What is asked
The answer is a single number: how many lines hold the string "МЕЛКИХ".
%%
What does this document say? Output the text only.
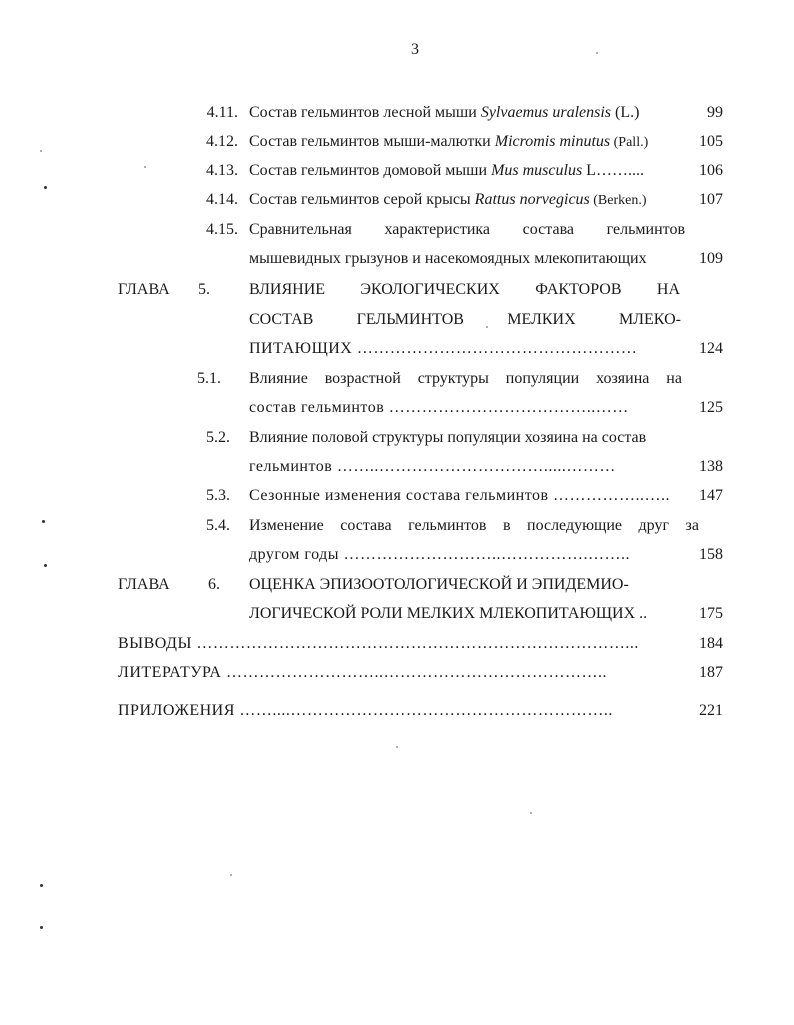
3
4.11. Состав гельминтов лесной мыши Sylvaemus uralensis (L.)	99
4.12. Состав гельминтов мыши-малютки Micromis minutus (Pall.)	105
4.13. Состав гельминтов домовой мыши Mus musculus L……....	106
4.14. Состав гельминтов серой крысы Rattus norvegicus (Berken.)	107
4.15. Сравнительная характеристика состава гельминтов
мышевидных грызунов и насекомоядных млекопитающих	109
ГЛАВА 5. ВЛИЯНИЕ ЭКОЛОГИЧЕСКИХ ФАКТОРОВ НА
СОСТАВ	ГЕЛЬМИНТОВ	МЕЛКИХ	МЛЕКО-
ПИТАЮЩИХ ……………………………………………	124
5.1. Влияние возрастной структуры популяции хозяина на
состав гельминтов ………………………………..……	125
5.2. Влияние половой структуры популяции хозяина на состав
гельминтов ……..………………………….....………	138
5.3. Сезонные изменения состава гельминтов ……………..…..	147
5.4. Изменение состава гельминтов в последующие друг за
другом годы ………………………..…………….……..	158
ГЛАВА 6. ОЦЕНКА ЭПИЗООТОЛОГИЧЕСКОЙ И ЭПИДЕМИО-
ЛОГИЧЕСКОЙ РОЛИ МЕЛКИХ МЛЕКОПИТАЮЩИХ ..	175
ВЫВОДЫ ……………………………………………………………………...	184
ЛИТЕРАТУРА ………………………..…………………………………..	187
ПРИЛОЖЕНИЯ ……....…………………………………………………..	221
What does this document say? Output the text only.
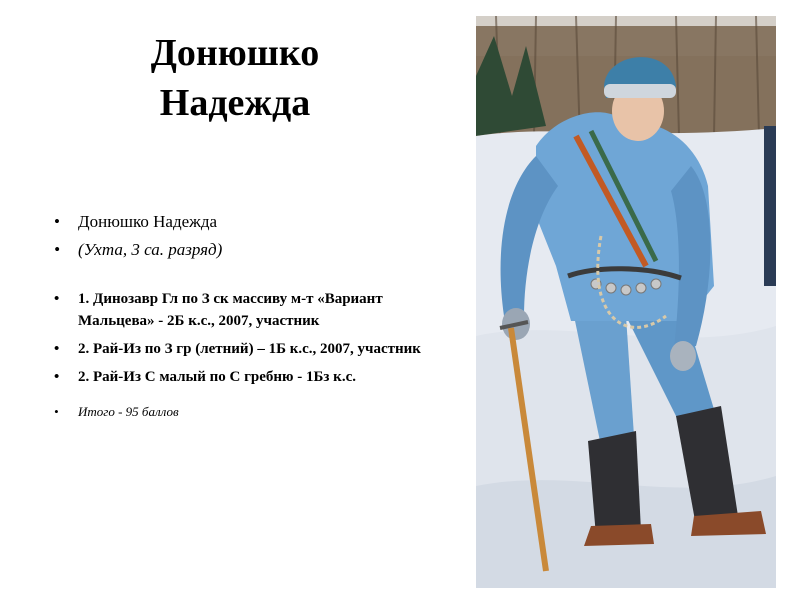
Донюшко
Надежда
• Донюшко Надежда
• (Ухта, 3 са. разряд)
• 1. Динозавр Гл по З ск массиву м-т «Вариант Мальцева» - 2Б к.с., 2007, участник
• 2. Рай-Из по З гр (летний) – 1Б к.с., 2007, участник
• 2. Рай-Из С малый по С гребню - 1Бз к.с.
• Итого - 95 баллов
%%
%%
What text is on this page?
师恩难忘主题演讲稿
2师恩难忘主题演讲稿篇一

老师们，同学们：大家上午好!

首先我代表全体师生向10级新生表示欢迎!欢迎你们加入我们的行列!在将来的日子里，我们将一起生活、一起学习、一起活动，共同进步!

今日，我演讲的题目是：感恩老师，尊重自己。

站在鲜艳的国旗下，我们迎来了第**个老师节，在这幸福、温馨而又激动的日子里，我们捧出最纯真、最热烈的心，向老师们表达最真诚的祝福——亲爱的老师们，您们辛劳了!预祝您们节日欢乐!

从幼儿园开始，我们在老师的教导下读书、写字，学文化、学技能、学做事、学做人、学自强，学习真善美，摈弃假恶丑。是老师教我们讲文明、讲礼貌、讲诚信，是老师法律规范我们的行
%%
%%
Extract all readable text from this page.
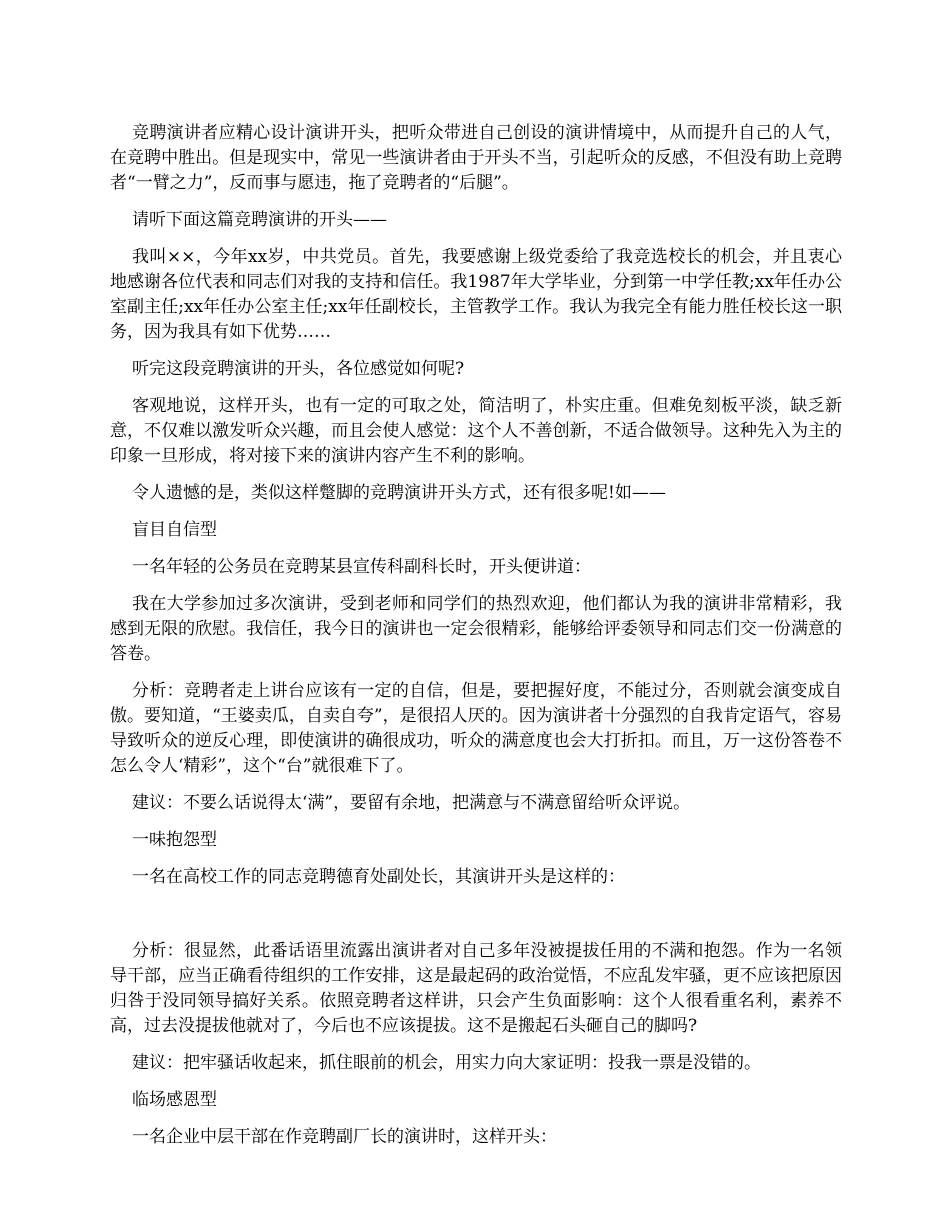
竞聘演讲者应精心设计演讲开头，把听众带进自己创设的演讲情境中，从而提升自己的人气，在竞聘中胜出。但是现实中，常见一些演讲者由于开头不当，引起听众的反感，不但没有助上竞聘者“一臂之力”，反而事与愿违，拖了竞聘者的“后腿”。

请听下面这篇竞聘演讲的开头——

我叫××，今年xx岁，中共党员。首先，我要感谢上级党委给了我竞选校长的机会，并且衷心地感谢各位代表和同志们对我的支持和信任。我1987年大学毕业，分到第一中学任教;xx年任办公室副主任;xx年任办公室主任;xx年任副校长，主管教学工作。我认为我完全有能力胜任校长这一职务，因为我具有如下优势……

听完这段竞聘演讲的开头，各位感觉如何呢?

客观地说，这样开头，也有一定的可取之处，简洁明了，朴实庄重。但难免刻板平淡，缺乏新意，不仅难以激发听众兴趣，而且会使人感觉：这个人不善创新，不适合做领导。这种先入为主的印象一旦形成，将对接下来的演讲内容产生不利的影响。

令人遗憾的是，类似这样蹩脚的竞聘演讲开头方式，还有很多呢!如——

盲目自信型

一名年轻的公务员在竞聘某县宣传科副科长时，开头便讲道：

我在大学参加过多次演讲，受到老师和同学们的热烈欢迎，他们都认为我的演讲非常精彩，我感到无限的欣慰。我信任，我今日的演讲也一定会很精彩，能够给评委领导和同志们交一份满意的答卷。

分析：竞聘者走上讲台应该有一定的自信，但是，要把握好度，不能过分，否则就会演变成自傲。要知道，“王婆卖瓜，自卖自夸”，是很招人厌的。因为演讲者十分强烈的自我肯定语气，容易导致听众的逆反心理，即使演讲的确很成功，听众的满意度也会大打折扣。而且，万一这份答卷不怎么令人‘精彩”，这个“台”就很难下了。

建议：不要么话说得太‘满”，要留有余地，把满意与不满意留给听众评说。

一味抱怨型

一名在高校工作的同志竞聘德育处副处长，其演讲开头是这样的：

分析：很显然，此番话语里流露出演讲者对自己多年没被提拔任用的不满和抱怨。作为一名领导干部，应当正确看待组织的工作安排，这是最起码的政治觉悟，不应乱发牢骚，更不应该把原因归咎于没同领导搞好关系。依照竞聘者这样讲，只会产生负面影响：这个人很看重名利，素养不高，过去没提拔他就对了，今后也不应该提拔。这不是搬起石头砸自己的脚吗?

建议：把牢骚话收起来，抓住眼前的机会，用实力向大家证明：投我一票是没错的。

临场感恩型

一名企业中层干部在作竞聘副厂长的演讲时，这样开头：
%%
Reply to the exercise
2